__WHAT TO WORK ON__: Collect every line below that contains the string "Graw", treating uppercase and lowercase letters as distinct.

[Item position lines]
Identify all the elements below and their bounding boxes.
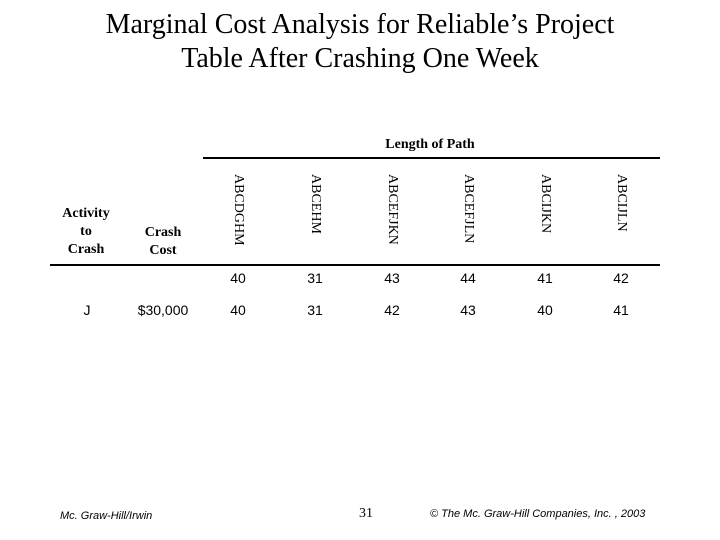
row-2-activity: J [83,302,91,318]
header-rule [203,157,660,159]
row-1-length-abcefjkn: 43 [384,270,400,286]
row-1-length-abcehm: 31 [307,270,323,286]
activity-header-line: Crash [67,242,105,257]
title-line-2: Table After Crashing One Week [181,43,539,74]
cost-header-line: Cost [149,243,177,258]
slide-title: Marginal Cost Analysis for Reliable’s Pr… [0,8,720,76]
row-2-cost: $30,000 [137,302,189,318]
row-2-length-abcefjln: 43 [460,302,476,318]
length-of-path-header: Length of Path [385,137,475,152]
row-2-length-abcefjkn: 42 [384,302,400,318]
cost-header-line: Crash [144,225,182,240]
activity-to-crash-header: Activity to Crash [50,205,122,259]
row-1-length-abcijkn: 41 [537,270,553,286]
row-1-length-abcijln: 42 [613,270,629,286]
row-2-length-abcijkn: 40 [537,302,553,318]
row-1-length-abcdghm: 40 [230,270,246,286]
path-header-abcefjln: ABCEFJLN [461,174,476,244]
copyright-footer: © The Mc. Graw-Hill Companies, Inc. , 20… [430,508,646,520]
publisher-footer: Mc. Graw-Hill/Irwin [60,510,153,522]
crash-cost-header: Crash Cost [128,224,198,260]
column-header-rule [50,264,660,266]
path-header-abcdghm: ABCDGHM [231,174,246,246]
page-number: 31 [359,506,373,521]
path-header-abcijkn: ABCIJKN [538,174,553,234]
activity-header-line: to [80,224,92,239]
path-header-abcefjkn: ABCEFJKN [385,174,400,245]
row-2-length-abcehm: 31 [307,302,323,318]
path-header-abcijln: ABCIJLN [614,174,629,232]
title-line-1: Marginal Cost Analysis for Reliable’s Pr… [105,9,615,40]
path-header-abcehm: ABCEHM [308,174,323,234]
row-1-length-abcefjln: 44 [460,270,476,286]
row-2-length-abcijln: 41 [613,302,629,318]
activity-header-line: Activity [62,206,110,221]
row-2-length-abcdghm: 40 [230,302,246,318]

__RESULT OF THE EXERCISE__:
copyright-footer: © The Mc. Graw-Hill Companies, Inc. , 20… [430,508,646,520]
publisher-footer: Mc. Graw-Hill/Irwin [60,510,153,522]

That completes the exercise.